PAGE TEXT:
━━━━

Doctors are to be issued with new guidelines today to help prevent serious risks to babies experiencing slow growth in the womb.

It follows Irish research at seven hospitals on 1,100 babies experiencing growth restriction in the womb.

Distinguishing between small but normally-developing babies and small at-risk babies in the womb has been a major problem in maternity care.

Standard practice has been to consider babies at the bottom of 10% by weight at highest risk.

But the Irish team found that the highest risk is for babies in the bottom 3% by weight, who have an abnormal reading on a particular ultrasound.

A consultant obstetrician has said new guidelines are a hugely efficient development for Irish obstetrics.

Speaking on RTÉ's Morning Ireland, Professor Fergal Malone, Consultant Obstetrician and Gynaecologist at the Rotunda, and Chair of Perinatal Ireland, said the research would also change the practice of obstetrics internationally.

━━━━

RECORDS SHOWN:
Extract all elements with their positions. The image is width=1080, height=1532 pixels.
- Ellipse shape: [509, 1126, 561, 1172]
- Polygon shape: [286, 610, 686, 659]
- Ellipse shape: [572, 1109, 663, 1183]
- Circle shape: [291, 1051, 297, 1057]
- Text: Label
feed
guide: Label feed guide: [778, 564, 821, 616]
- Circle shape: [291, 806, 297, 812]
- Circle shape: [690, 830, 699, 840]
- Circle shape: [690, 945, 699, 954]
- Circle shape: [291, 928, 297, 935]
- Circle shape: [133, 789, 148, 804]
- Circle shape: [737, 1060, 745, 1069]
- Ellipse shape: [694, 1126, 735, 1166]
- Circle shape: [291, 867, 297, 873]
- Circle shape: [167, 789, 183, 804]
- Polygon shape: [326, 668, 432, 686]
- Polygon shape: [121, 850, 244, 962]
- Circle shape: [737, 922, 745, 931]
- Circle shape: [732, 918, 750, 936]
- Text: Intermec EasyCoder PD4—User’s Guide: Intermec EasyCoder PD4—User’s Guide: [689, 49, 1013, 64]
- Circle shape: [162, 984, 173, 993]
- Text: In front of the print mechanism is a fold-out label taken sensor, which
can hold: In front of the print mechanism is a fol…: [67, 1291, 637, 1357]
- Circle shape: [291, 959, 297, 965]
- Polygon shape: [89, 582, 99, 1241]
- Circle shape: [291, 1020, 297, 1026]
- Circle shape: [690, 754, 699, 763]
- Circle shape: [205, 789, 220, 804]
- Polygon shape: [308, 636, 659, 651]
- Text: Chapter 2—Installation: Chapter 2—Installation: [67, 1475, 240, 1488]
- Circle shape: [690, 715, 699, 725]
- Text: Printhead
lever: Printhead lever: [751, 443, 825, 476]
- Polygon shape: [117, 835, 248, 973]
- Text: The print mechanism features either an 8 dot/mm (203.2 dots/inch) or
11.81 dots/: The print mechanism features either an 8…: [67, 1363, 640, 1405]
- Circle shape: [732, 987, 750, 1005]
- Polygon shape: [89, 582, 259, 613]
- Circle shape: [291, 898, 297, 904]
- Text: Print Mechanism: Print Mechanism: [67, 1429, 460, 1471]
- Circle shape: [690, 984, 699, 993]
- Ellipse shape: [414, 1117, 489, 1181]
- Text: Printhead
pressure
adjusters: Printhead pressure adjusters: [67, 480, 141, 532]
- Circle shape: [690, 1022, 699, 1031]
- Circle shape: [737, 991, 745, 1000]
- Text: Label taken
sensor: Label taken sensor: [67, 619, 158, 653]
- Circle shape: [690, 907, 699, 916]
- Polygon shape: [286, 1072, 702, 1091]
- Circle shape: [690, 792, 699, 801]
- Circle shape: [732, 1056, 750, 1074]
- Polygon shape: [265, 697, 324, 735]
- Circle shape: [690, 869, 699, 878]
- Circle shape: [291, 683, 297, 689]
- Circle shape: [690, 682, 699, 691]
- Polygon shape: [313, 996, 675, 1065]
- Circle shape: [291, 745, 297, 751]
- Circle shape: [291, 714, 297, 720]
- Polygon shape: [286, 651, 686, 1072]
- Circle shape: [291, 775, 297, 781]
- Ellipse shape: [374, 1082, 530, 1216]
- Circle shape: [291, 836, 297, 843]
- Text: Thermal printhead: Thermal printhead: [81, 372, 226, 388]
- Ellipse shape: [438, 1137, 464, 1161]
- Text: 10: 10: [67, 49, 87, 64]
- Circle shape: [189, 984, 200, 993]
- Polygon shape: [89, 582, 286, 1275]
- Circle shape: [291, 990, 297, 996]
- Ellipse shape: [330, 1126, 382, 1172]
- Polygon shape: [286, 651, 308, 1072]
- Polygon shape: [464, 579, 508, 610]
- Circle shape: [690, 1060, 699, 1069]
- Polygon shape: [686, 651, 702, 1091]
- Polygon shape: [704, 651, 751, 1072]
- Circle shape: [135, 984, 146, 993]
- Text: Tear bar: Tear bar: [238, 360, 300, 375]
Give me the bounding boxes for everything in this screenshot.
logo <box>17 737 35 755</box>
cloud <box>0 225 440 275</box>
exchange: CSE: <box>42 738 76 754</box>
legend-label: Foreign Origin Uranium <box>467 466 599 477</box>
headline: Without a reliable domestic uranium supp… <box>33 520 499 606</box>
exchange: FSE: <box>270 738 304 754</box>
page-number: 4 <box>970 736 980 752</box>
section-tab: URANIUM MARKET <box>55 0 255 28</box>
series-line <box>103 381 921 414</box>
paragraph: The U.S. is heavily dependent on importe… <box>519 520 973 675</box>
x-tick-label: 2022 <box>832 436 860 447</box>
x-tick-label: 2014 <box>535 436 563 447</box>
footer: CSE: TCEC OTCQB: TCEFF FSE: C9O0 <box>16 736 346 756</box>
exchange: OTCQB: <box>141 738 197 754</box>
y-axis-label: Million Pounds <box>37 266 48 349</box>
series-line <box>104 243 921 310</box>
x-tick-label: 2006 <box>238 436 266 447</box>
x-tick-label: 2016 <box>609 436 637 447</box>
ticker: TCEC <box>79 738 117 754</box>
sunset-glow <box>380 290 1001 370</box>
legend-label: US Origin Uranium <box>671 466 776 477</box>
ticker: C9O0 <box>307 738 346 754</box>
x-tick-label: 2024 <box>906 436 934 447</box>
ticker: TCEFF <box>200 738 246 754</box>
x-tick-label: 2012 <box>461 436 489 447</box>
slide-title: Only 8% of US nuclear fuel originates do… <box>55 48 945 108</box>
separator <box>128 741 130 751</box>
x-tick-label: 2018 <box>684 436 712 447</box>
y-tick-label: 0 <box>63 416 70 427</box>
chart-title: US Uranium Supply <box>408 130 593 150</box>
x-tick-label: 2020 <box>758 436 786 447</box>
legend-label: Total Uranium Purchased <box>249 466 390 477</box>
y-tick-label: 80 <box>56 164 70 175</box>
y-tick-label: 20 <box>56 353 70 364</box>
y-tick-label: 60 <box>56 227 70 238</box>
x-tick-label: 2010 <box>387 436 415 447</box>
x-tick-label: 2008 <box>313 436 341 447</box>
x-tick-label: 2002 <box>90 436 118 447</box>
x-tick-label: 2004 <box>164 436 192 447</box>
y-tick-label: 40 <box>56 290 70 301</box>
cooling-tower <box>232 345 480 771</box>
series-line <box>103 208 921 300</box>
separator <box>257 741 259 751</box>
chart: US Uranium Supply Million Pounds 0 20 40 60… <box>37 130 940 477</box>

━━━━

THINGS TO DO:
**A)** In the report on new guidelines for babies with slow growth in the womb, rewrite the paragraph beginning "Speaking on RTÉ's Morning Ireland" in a shorter form, keeping its main facts.
**B)** Continue the report on new guidelines for babies with slow growth in the womb, starting after its final sentence.

EXPECTED RESULTS:
**A)** On RTÉ's Morning Ireland, Professor Fergal Malone, Consultant Obstetrician and Gynaecologist at the Rotunda and Chair of Perinatal Ireland, said the research would also change obstetric practice internationally.

**B)**
Prof Malone said the research, which redefines what a small baby is in the womb, would allow for focus on where the limited resources in obstetric ultrasounds should be placed.

He said the new practice would be much more efficient and would allow for reassurance for patients having what he described as a "normally small baby".

Prof Malone said Ireland was punching above its weight with this research.

The new guidelines are being issued today to obstetricians, trainees and midwives.

Doctors say they will also be useful to women and their partners.

The research was conducted by Perinatal Ireland, a multi-centre all-Ireland consortium and the initiative was coordinated by the Royal College of Surgeons in Ireland.

It was funded by the Health Research Board.